__Stated task__:
Below are records; work out how many of their lines contain "Nanuka" and give only that number.

## Start Data for this task

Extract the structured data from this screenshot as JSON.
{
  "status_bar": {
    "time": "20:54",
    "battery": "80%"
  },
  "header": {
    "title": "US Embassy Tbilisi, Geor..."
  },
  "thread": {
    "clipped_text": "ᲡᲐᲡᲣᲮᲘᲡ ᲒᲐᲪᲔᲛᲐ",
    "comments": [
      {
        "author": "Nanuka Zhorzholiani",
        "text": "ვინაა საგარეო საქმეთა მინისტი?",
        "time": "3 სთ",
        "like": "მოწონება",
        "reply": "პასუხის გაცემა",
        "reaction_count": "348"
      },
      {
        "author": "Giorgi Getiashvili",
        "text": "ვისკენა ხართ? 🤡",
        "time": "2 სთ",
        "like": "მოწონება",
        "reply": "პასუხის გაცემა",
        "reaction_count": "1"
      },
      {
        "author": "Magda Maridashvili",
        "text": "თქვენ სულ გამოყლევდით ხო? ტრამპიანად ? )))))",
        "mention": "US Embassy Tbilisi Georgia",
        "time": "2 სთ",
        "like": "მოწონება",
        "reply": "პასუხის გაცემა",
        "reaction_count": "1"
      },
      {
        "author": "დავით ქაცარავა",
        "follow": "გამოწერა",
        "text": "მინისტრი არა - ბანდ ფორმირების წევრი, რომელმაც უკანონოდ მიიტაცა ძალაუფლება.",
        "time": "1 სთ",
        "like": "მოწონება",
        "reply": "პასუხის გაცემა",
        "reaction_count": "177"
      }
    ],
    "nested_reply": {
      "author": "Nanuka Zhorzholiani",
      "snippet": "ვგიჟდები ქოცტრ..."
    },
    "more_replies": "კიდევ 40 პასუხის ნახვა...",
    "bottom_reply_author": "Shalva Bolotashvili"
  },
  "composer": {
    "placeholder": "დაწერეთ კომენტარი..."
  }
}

## End Data for this task

__Output for this task__:
2